[Collected data entries]
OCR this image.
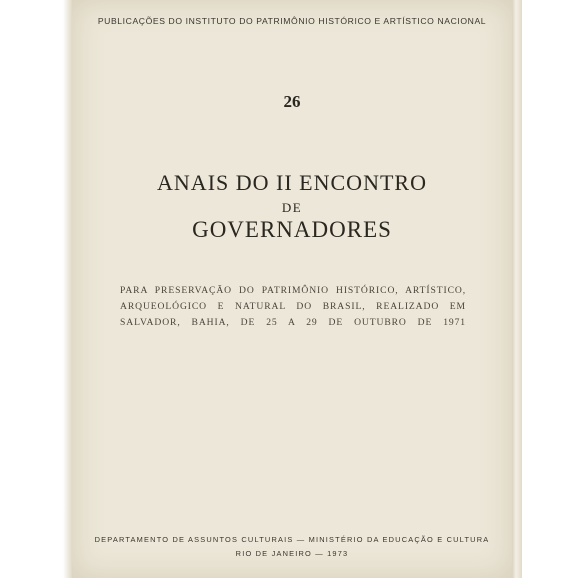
PUBLICAÇÕES DO INSTITUTO DO PATRIMÔNIO HISTÓRICO E ARTÍSTICO NACIONAL
26
ANAIS DO II ENCONTRO
DE
GOVERNADORES
PARA PRESERVAÇÃO DO PATRIMÔNIO HISTÓRICO, ARTÍSTICO,
ARQUEOLÓGICO E NATURAL DO BRASIL, REALIZADO EM
SALVADOR, BAHIA, DE 25 A 29 DE OUTUBRO DE 1971
DEPARTAMENTO DE ASSUNTOS CULTURAIS — MINISTÉRIO DA EDUCAÇÃO E CULTURA
RIO DE JANEIRO — 1973
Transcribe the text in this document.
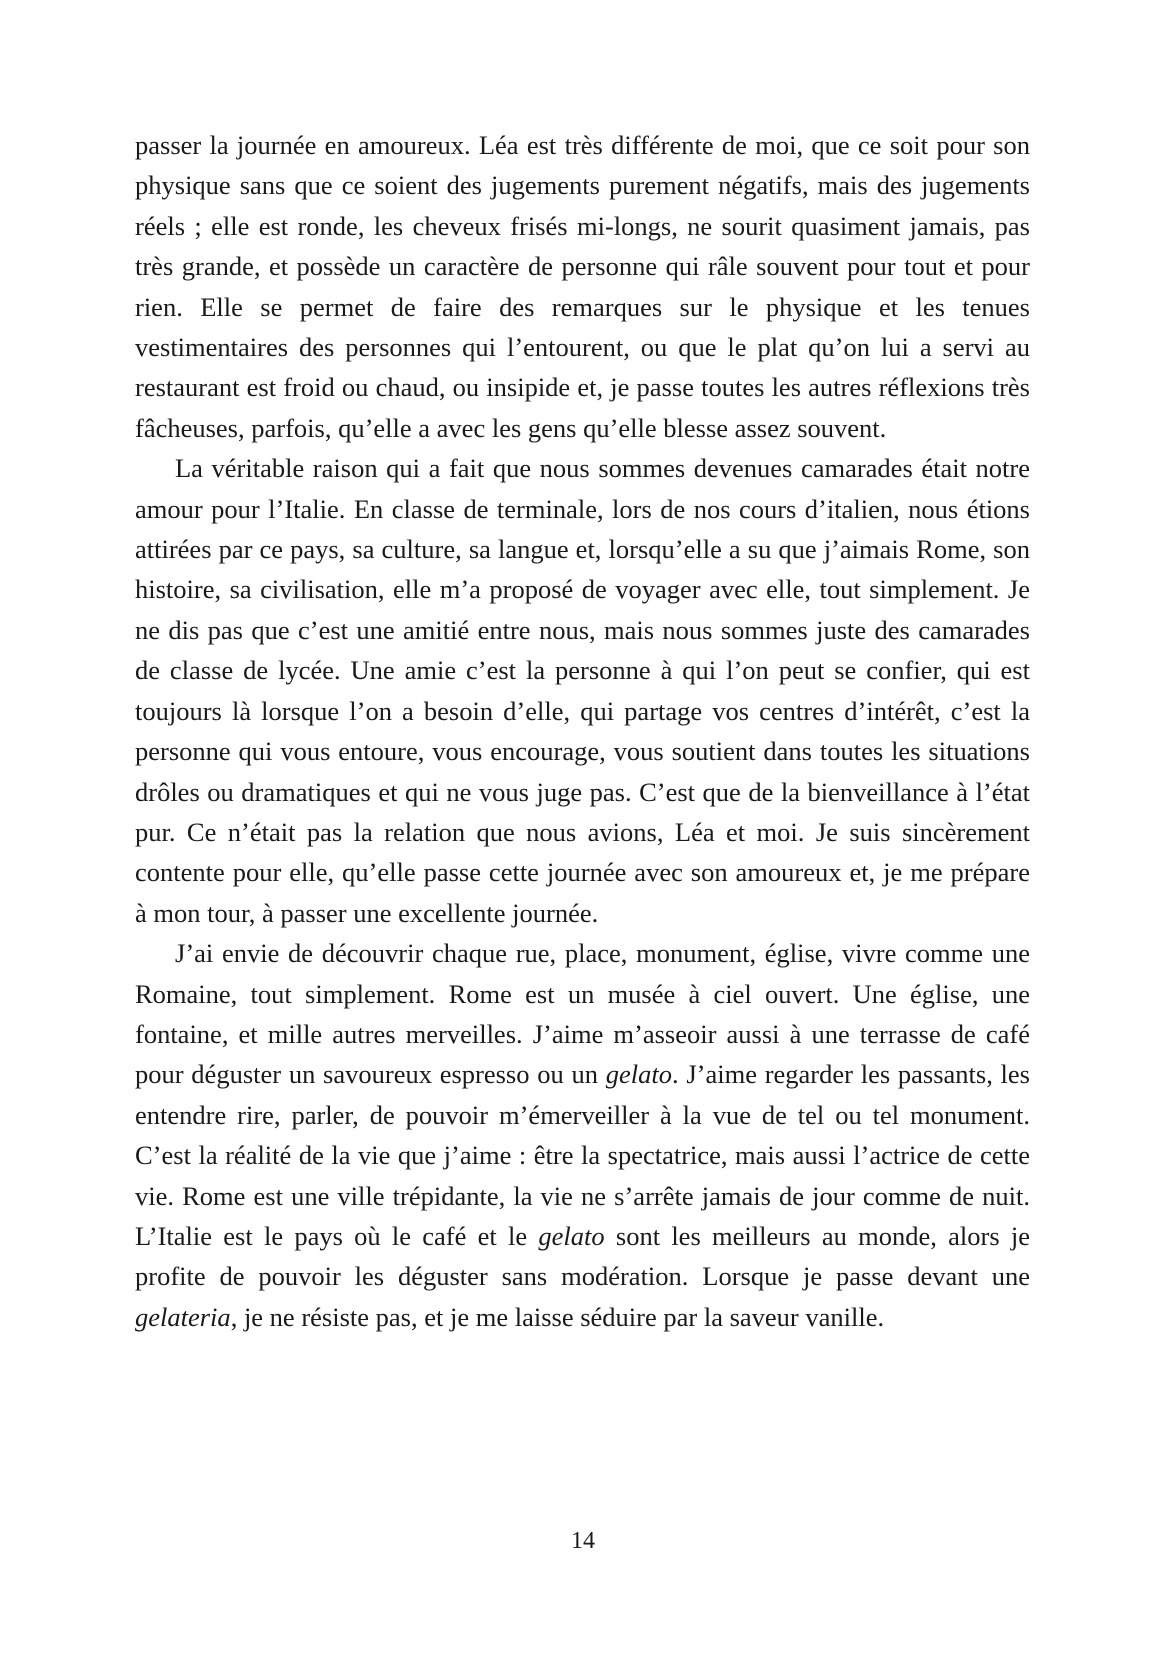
passer la journée en amoureux. Léa est très différente de moi, que ce soit pour son physique sans que ce soient des jugements purement négatifs, mais des jugements réels ; elle est ronde, les cheveux frisés mi-longs, ne sourit quasiment jamais, pas très grande, et possède un caractère de personne qui râle souvent pour tout et pour rien. Elle se permet de faire des remarques sur le physique et les tenues vestimentaires des personnes qui l’entourent, ou que le plat qu’on lui a servi au restaurant est froid ou chaud, ou insipide et, je passe toutes les autres réflexions très fâcheuses, parfois, qu’elle a avec les gens qu’elle blesse assez souvent.

La véritable raison qui a fait que nous sommes devenues camarades était notre amour pour l’Italie. En classe de terminale, lors de nos cours d’italien, nous étions attirées par ce pays, sa culture, sa langue et, lorsqu’elle a su que j’aimais Rome, son histoire, sa civilisation, elle m’a proposé de voyager avec elle, tout simplement. Je ne dis pas que c’est une amitié entre nous, mais nous sommes juste des camarades de classe de lycée. Une amie c’est la personne à qui l’on peut se confier, qui est toujours là lorsque l’on a besoin d’elle, qui partage vos centres d’intérêt, c’est la personne qui vous entoure, vous encourage, vous soutient dans toutes les situations drôles ou dramatiques et qui ne vous juge pas. C’est que de la bienveillance à l’état pur. Ce n’était pas la relation que nous avions, Léa et moi. Je suis sincèrement contente pour elle, qu’elle passe cette journée avec son amoureux et, je me prépare à mon tour, à passer une excellente journée.

J’ai envie de découvrir chaque rue, place, monument, église, vivre comme une Romaine, tout simplement. Rome est un musée à ciel ouvert. Une église, une fontaine, et mille autres merveilles. J’aime m’asseoir aussi à une terrasse de café pour déguster un savoureux espresso ou un gelato. J’aime regarder les passants, les entendre rire, parler, de pouvoir m’émerveiller à la vue de tel ou tel monument. C’est la réalité de la vie que j’aime : être la spectatrice, mais aussi l’actrice de cette vie. Rome est une ville trépidante, la vie ne s’arrête jamais de jour comme de nuit. L’Italie est le pays où le café et le gelato sont les meilleurs au monde, alors je profite de pouvoir les déguster sans modération. Lorsque je passe devant une gelateria, je ne résiste pas, et je me laisse séduire par la saveur vanille.

14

Directions:
Extract the entries in full, exactly as they are, minus the pictures.

Full response:
OCR this image.
PUBLICAÇÕES DO INSTITUTO DO PATRIMÔNIO HISTÓRICO E ARTÍSTICO NACIONAL
26
ANAIS DO II ENCONTRO
DE
GOVERNADORES
PARA PRESERVAÇÃO DO PATRIMÔNIO HISTÓRICO, ARTÍSTICO,
ARQUEOLÓGICO E NATURAL DO BRASIL, REALIZADO EM
SALVADOR, BAHIA, DE 25 A 29 DE OUTUBRO DE 1971
DEPARTAMENTO DE ASSUNTOS CULTURAIS — MINISTÉRIO DA EDUCAÇÃO E CULTURA
RIO DE JANEIRO — 1973
Transcribe the text in this document.
passer la journée en amoureux. Léa est très différente de moi, que ce soit pour son physique sans que ce soient des jugements purement négatifs, mais des jugements réels ; elle est ronde, les cheveux frisés mi-longs, ne sourit quasiment jamais, pas très grande, et possède un caractère de personne qui râle souvent pour tout et pour rien. Elle se permet de faire des remarques sur le physique et les tenues vestimentaires des personnes qui l’entourent, ou que le plat qu’on lui a servi au restaurant est froid ou chaud, ou insipide et, je passe toutes les autres réflexions très fâcheuses, parfois, qu’elle a avec les gens qu’elle blesse assez souvent.

La véritable raison qui a fait que nous sommes devenues camarades était notre amour pour l’Italie. En classe de terminale, lors de nos cours d’italien, nous étions attirées par ce pays, sa culture, sa langue et, lorsqu’elle a su que j’aimais Rome, son histoire, sa civilisation, elle m’a proposé de voyager avec elle, tout simplement. Je ne dis pas que c’est une amitié entre nous, mais nous sommes juste des camarades de classe de lycée. Une amie c’est la personne à qui l’on peut se confier, qui est toujours là lorsque l’on a besoin d’elle, qui partage vos centres d’intérêt, c’est la personne qui vous entoure, vous encourage, vous soutient dans toutes les situations drôles ou dramatiques et qui ne vous juge pas. C’est que de la bienveillance à l’état pur. Ce n’était pas la relation que nous avions, Léa et moi. Je suis sincèrement contente pour elle, qu’elle passe cette journée avec son amoureux et, je me prépare à mon tour, à passer une excellente journée.

J’ai envie de découvrir chaque rue, place, monument, église, vivre comme une Romaine, tout simplement. Rome est un musée à ciel ouvert. Une église, une fontaine, et mille autres merveilles. J’aime m’asseoir aussi à une terrasse de café pour déguster un savoureux espresso ou un gelato. J’aime regarder les passants, les entendre rire, parler, de pouvoir m’émerveiller à la vue de tel ou tel monument. C’est la réalité de la vie que j’aime : être la spectatrice, mais aussi l’actrice de cette vie. Rome est une ville trépidante, la vie ne s’arrête jamais de jour comme de nuit. L’Italie est le pays où le café et le gelato sont les meilleurs au monde, alors je profite de pouvoir les déguster sans modération. Lorsque je passe devant une gelateria, je ne résiste pas, et je me laisse séduire par la saveur vanille.

14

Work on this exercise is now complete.